Return the full listing exactly as it is written.

=======

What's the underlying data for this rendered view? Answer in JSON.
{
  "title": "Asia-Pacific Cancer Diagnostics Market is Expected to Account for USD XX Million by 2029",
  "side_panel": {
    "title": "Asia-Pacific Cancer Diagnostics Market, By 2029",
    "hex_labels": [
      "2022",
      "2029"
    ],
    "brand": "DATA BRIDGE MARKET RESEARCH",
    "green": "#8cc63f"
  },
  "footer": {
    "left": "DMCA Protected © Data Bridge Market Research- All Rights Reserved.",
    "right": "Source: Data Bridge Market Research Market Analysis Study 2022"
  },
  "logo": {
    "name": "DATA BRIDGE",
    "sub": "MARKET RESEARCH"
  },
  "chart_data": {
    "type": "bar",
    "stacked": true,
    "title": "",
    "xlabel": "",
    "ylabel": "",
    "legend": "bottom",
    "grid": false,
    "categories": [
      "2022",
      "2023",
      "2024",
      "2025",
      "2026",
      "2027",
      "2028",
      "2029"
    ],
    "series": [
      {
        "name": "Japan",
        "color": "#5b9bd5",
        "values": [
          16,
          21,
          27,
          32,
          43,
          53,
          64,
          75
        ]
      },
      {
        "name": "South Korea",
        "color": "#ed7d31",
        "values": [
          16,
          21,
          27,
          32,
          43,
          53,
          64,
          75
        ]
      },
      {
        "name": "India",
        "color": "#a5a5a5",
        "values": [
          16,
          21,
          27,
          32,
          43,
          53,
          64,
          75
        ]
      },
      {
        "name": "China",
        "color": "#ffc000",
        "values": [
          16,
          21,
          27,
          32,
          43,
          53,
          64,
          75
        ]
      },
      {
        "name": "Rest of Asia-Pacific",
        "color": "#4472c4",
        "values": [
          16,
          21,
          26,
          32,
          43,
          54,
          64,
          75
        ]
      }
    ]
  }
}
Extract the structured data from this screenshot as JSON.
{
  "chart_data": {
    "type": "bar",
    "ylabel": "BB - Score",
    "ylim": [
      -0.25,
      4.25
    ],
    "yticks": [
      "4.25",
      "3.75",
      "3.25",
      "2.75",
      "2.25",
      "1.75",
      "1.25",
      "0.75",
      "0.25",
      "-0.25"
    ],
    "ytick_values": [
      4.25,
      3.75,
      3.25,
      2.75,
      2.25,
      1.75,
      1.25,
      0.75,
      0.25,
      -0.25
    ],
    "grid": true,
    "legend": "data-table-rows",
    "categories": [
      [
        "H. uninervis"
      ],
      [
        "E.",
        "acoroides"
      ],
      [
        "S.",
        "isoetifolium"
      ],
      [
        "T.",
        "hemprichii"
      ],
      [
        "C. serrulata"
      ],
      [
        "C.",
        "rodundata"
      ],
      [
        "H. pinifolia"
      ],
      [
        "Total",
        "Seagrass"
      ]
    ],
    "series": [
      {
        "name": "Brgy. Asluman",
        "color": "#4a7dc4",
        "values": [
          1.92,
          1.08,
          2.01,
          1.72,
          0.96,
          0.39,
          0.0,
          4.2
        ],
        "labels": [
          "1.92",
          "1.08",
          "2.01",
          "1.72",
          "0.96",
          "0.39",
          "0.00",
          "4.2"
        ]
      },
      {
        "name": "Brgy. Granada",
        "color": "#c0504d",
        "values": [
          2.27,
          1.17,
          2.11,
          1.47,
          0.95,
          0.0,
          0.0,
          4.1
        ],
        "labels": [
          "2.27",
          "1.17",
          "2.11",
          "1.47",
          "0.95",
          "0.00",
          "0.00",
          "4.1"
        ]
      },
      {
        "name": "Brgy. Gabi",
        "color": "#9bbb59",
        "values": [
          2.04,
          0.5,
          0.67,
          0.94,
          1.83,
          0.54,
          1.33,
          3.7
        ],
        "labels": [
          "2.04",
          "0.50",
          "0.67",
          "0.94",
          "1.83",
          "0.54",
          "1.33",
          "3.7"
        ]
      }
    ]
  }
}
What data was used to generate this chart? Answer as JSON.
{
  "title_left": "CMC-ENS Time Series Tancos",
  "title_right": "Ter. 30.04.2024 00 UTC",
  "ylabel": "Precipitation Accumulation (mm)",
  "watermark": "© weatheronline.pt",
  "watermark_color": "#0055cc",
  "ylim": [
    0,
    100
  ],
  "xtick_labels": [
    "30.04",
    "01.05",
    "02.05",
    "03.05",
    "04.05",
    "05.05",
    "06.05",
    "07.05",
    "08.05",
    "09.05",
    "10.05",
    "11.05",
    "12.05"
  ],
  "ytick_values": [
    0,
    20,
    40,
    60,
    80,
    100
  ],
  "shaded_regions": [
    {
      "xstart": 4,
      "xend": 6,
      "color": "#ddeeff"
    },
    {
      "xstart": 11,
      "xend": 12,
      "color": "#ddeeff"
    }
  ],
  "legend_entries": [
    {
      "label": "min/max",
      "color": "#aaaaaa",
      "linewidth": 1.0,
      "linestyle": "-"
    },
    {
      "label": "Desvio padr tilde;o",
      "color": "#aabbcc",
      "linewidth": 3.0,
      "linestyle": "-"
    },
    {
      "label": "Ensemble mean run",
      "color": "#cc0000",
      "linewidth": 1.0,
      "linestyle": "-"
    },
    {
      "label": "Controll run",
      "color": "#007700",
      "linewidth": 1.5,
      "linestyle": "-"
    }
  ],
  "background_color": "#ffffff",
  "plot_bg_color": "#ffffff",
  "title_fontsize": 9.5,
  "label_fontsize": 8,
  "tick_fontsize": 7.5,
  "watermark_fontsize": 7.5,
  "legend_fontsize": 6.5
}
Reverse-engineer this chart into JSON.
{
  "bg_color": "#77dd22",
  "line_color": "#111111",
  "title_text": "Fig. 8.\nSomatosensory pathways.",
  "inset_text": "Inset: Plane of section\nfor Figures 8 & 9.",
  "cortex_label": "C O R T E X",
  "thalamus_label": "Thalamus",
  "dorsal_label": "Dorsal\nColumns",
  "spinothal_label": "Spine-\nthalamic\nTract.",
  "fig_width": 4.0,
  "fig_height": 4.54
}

=======

**TASK ANSWER:**
What's the underlying data for this rendered view? Answer in JSON.
{
  "title": "Asia-Pacific Cancer Diagnostics Market is Expected to Account for USD XX Million by 2029",
  "side_panel": {
    "title": "Asia-Pacific Cancer Diagnostics Market, By 2029",
    "hex_labels": [
      "2022",
      "2029"
    ],
    "brand": "DATA BRIDGE MARKET RESEARCH",
    "green": "#8cc63f"
  },
  "footer": {
    "left": "DMCA Protected © Data Bridge Market Research- All Rights Reserved.",
    "right": "Source: Data Bridge Market Research Market Analysis Study 2022"
  },
  "logo": {
    "name": "DATA BRIDGE",
    "sub": "MARKET RESEARCH"
  },
  "chart_data": {
    "type": "bar",
    "stacked": true,
    "title": "",
    "xlabel": "",
    "ylabel": "",
    "legend": "bottom",
    "grid": false,
    "categories": [
      "2022",
      "2023",
      "2024",
      "2025",
      "2026",
      "2027",
      "2028",
      "2029"
    ],
    "series": [
      {
        "name": "Japan",
        "color": "#5b9bd5",
        "values": [
          16,
          21,
          27,
          32,
          43,
          53,
          64,
          75
        ]
      },
      {
        "name": "South Korea",
        "color": "#ed7d31",
        "values": [
          16,
          21,
          27,
          32,
          43,
          53,
          64,
          75
        ]
      },
      {
        "name": "India",
        "color": "#a5a5a5",
        "values": [
          16,
          21,
          27,
          32,
          43,
          53,
          64,
          75
        ]
      },
      {
        "name": "China",
        "color": "#ffc000",
        "values": [
          16,
          21,
          27,
          32,
          43,
          53,
          64,
          75
        ]
      },
      {
        "name": "Rest of Asia-Pacific",
        "color": "#4472c4",
        "values": [
          16,
          21,
          26,
          32,
          43,
          54,
          64,
          75
        ]
      }
    ]
  }
}
Extract the structured data from this screenshot as JSON.
{
  "chart_data": {
    "type": "bar",
    "ylabel": "BB - Score",
    "ylim": [
      -0.25,
      4.25
    ],
    "yticks": [
      "4.25",
      "3.75",
      "3.25",
      "2.75",
      "2.25",
      "1.75",
      "1.25",
      "0.75",
      "0.25",
      "-0.25"
    ],
    "ytick_values": [
      4.25,
      3.75,
      3.25,
      2.75,
      2.25,
      1.75,
      1.25,
      0.75,
      0.25,
      -0.25
    ],
    "grid": true,
    "legend": "data-table-rows",
    "categories": [
      [
        "H. uninervis"
      ],
      [
        "E.",
        "acoroides"
      ],
      [
        "S.",
        "isoetifolium"
      ],
      [
        "T.",
        "hemprichii"
      ],
      [
        "C. serrulata"
      ],
      [
        "C.",
        "rodundata"
      ],
      [
        "H. pinifolia"
      ],
      [
        "Total",
        "Seagrass"
      ]
    ],
    "series": [
      {
        "name": "Brgy. Asluman",
        "color": "#4a7dc4",
        "values": [
          1.92,
          1.08,
          2.01,
          1.72,
          0.96,
          0.39,
          0.0,
          4.2
        ],
        "labels": [
          "1.92",
          "1.08",
          "2.01",
          "1.72",
          "0.96",
          "0.39",
          "0.00",
          "4.2"
        ]
      },
      {
        "name": "Brgy. Granada",
        "color": "#c0504d",
        "values": [
          2.27,
          1.17,
          2.11,
          1.47,
          0.95,
          0.0,
          0.0,
          4.1
        ],
        "labels": [
          "2.27",
          "1.17",
          "2.11",
          "1.47",
          "0.95",
          "0.00",
          "0.00",
          "4.1"
        ]
      },
      {
        "name": "Brgy. Gabi",
        "color": "#9bbb59",
        "values": [
          2.04,
          0.5,
          0.67,
          0.94,
          1.83,
          0.54,
          1.33,
          3.7
        ],
        "labels": [
          "2.04",
          "0.50",
          "0.67",
          "0.94",
          "1.83",
          "0.54",
          "1.33",
          "3.7"
        ]
      }
    ]
  }
}
What data was used to generate this chart? Answer as JSON.
{
  "title_left": "CMC-ENS Time Series Tancos",
  "title_right": "Ter. 30.04.2024 00 UTC",
  "ylabel": "Precipitation Accumulation (mm)",
  "watermark": "© weatheronline.pt",
  "watermark_color": "#0055cc",
  "ylim": [
    0,
    100
  ],
  "xtick_labels": [
    "30.04",
    "01.05",
    "02.05",
    "03.05",
    "04.05",
    "05.05",
    "06.05",
    "07.05",
    "08.05",
    "09.05",
    "10.05",
    "11.05",
    "12.05"
  ],
  "ytick_values": [
    0,
    20,
    40,
    60,
    80,
    100
  ],
  "shaded_regions": [
    {
      "xstart": 4,
      "xend": 6,
      "color": "#ddeeff"
    },
    {
      "xstart": 11,
      "xend": 12,
      "color": "#ddeeff"
    }
  ],
  "legend_entries": [
    {
      "label": "min/max",
      "color": "#aaaaaa",
      "linewidth": 1.0,
      "linestyle": "-"
    },
    {
      "label": "Desvio padr tilde;o",
      "color": "#aabbcc",
      "linewidth": 3.0,
      "linestyle": "-"
    },
    {
      "label": "Ensemble mean run",
      "color": "#cc0000",
      "linewidth": 1.0,
      "linestyle": "-"
    },
    {
      "label": "Controll run",
      "color": "#007700",
      "linewidth": 1.5,
      "linestyle": "-"
    }
  ],
  "background_color": "#ffffff",
  "plot_bg_color": "#ffffff",
  "title_fontsize": 9.5,
  "label_fontsize": 8,
  "tick_fontsize": 7.5,
  "watermark_fontsize": 7.5,
  "legend_fontsize": 6.5
}
Reverse-engineer this chart into JSON.
{
  "bg_color": "#77dd22",
  "line_color": "#111111",
  "title_text": "Fig. 8.\nSomatosensory pathways.",
  "inset_text": "Inset: Plane of section\nfor Figures 8 & 9.",
  "cortex_label": "C O R T E X",
  "thalamus_label": "Thalamus",
  "dorsal_label": "Dorsal\nColumns",
  "spinothal_label": "Spine-\nthalamic\nTract.",
  "fig_width": 4.0,
  "fig_height": 4.54
}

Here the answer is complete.